═════ The data ═════

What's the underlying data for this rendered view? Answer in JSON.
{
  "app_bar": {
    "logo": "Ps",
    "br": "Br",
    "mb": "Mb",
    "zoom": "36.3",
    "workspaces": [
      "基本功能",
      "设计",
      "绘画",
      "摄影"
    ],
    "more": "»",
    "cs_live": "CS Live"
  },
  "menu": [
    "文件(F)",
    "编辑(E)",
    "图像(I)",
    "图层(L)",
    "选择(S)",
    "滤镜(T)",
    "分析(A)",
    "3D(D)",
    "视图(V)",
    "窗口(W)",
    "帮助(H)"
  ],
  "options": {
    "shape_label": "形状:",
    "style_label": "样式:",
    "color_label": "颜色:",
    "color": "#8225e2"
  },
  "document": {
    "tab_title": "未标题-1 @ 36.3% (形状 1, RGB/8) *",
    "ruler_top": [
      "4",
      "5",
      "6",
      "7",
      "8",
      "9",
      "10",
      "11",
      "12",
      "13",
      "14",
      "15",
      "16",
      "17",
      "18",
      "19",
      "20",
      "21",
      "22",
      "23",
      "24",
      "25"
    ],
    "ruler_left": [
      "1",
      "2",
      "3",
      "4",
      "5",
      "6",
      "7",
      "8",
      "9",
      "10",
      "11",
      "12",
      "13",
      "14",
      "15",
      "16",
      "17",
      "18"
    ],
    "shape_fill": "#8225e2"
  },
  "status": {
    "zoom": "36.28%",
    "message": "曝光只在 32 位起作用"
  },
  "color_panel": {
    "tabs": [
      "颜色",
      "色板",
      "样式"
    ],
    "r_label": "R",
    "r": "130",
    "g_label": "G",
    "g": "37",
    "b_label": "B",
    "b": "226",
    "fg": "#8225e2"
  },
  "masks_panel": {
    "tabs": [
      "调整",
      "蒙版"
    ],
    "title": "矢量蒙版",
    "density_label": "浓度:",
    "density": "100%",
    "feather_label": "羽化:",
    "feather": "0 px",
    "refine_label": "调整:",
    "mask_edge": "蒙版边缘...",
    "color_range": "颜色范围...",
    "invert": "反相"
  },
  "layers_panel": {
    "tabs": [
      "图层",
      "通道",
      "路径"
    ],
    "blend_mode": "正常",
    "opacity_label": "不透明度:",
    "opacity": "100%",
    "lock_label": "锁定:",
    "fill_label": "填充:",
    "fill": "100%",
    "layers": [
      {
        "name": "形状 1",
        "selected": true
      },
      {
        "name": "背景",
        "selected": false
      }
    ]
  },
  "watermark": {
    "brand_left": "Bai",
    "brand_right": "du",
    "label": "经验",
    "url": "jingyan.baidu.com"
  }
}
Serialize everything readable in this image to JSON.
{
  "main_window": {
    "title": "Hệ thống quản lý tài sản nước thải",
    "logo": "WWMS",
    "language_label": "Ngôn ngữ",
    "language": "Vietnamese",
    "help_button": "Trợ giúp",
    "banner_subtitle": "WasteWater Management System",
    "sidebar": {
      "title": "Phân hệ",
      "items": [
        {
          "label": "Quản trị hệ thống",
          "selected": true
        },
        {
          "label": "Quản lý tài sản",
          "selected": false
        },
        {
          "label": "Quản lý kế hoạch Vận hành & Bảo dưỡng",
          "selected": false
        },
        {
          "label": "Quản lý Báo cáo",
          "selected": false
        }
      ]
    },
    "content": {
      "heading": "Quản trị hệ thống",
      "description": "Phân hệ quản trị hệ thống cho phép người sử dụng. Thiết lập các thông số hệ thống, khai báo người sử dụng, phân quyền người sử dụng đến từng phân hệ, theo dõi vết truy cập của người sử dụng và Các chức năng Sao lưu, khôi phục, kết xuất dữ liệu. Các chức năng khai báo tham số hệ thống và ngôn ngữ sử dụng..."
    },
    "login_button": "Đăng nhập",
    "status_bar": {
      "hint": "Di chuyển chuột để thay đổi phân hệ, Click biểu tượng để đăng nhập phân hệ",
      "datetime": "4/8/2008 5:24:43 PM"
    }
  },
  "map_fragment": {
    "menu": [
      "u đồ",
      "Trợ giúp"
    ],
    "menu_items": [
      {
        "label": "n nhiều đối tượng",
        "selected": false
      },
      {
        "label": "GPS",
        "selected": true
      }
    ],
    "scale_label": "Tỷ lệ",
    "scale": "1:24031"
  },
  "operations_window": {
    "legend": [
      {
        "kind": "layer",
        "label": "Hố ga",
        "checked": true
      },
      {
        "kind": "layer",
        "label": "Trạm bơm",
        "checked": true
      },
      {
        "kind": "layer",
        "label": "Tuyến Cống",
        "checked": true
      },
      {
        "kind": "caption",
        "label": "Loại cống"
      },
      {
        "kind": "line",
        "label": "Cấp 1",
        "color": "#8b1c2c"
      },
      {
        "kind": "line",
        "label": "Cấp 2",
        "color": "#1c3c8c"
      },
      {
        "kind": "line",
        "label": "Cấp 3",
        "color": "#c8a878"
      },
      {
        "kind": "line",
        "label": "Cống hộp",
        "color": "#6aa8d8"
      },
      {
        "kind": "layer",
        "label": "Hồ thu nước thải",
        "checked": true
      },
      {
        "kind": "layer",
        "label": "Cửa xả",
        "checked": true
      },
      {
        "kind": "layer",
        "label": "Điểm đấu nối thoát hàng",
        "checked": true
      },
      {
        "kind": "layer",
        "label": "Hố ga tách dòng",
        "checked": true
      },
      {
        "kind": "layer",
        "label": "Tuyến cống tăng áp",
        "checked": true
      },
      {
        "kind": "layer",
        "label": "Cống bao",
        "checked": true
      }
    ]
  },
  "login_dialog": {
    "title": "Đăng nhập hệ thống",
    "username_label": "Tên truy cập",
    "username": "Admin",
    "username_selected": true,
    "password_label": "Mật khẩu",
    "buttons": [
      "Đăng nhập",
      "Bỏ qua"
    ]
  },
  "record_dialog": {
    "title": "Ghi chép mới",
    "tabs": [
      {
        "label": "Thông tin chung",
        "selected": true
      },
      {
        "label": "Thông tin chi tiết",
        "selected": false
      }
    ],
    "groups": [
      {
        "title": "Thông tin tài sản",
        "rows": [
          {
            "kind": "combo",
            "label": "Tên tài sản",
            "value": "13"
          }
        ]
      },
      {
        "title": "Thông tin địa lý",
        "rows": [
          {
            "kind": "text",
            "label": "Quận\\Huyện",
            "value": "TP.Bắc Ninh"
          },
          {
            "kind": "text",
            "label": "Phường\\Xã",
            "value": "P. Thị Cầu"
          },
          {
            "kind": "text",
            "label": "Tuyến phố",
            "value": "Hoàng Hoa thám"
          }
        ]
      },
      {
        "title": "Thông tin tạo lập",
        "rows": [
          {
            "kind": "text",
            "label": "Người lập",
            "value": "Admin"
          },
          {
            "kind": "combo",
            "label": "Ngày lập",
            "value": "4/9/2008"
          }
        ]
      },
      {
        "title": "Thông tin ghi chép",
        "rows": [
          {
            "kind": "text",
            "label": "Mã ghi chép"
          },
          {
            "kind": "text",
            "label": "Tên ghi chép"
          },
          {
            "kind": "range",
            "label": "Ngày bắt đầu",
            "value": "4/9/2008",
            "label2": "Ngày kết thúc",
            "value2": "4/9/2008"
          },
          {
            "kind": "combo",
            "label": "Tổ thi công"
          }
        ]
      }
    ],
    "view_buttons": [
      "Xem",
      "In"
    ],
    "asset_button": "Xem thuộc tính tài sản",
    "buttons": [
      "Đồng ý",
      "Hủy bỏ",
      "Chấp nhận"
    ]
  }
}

═════

(Task prompt): The answer should be a single number: the count of lines in the data that include the string "this".

(Reply to the task): 2